## Objective
Wherever the word "Santina" shows up in a line, please copy that line.

## Records for this task
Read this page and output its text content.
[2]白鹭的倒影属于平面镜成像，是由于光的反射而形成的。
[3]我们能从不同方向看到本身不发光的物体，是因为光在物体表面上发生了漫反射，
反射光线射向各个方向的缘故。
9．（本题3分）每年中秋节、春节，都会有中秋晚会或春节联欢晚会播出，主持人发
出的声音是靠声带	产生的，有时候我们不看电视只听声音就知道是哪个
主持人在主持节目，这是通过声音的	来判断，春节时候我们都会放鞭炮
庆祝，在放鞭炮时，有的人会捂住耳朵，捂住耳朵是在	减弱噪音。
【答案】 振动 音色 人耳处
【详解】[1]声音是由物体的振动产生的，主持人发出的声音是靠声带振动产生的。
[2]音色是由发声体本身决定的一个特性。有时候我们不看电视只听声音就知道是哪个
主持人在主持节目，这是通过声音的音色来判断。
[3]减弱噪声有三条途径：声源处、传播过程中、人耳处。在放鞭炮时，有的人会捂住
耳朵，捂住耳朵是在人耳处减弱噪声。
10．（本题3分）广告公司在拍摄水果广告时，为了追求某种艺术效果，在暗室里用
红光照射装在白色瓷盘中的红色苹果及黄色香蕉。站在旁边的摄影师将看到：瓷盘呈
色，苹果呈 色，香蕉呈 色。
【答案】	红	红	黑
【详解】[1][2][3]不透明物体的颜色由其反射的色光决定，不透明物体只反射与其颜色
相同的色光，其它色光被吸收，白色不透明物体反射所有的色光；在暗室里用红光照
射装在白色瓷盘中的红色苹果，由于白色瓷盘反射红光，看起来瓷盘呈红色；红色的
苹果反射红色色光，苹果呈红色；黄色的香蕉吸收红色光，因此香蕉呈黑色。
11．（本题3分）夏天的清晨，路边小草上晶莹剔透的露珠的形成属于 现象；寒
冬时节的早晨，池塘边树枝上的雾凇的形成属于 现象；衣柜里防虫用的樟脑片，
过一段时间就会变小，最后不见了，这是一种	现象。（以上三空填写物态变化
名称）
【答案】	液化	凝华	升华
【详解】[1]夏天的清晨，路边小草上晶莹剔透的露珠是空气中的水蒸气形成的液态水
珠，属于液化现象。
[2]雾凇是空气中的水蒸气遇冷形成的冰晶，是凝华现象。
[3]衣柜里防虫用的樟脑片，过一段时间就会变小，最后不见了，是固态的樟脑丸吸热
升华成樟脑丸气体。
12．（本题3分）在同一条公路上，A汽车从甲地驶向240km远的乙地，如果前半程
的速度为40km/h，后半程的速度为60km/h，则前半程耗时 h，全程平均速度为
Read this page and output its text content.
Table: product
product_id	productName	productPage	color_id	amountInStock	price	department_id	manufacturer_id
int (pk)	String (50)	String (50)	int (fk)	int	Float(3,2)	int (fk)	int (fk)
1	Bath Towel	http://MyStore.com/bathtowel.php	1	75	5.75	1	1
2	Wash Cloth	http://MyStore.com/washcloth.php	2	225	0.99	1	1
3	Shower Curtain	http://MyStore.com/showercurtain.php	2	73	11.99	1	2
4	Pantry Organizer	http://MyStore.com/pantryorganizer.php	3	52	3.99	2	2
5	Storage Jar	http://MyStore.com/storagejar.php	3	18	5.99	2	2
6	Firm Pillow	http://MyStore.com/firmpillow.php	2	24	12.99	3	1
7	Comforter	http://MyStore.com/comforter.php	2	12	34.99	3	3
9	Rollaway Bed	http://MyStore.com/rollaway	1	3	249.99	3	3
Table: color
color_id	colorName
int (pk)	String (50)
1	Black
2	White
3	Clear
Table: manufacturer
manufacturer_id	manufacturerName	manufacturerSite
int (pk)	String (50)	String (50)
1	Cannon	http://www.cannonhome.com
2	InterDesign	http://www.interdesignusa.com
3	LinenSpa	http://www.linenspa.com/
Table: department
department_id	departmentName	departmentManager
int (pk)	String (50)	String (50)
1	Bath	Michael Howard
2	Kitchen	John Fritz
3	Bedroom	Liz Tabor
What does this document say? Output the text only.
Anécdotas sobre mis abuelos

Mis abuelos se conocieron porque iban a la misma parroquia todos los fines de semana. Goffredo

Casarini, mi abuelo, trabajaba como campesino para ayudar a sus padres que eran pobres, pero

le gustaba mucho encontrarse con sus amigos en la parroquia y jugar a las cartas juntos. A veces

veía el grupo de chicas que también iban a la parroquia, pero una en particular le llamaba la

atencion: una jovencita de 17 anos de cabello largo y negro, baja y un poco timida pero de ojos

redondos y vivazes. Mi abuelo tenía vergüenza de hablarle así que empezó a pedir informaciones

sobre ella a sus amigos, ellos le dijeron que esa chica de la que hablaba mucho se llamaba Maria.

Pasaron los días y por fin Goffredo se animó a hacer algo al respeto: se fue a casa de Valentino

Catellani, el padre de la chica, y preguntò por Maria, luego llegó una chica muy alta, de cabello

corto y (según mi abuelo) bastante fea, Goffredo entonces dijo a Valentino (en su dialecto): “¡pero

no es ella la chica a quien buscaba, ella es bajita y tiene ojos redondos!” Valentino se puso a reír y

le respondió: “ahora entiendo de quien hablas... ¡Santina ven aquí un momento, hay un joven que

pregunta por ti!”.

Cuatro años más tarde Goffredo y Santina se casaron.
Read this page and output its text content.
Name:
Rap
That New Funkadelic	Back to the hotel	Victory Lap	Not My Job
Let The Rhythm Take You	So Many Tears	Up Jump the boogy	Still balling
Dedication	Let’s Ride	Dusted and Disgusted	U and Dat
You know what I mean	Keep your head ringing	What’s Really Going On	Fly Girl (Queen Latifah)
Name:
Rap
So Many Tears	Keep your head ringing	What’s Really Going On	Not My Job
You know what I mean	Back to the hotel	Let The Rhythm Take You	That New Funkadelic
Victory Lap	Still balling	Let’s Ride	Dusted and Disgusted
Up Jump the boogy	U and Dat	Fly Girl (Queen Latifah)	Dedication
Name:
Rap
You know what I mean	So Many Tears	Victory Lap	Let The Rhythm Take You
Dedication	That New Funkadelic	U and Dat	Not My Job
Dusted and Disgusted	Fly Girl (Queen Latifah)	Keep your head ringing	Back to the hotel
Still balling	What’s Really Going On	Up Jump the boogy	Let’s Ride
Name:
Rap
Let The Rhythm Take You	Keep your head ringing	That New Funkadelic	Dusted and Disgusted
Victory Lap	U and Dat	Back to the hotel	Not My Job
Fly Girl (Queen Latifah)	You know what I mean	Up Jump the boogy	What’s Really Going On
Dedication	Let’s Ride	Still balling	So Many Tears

## Written response
le respondió: “ahora entiendo de quien hablas... ¡Santina ven aquí un momento, hay un joven que
Cuatro años más tarde Goffredo y Santina se casaron.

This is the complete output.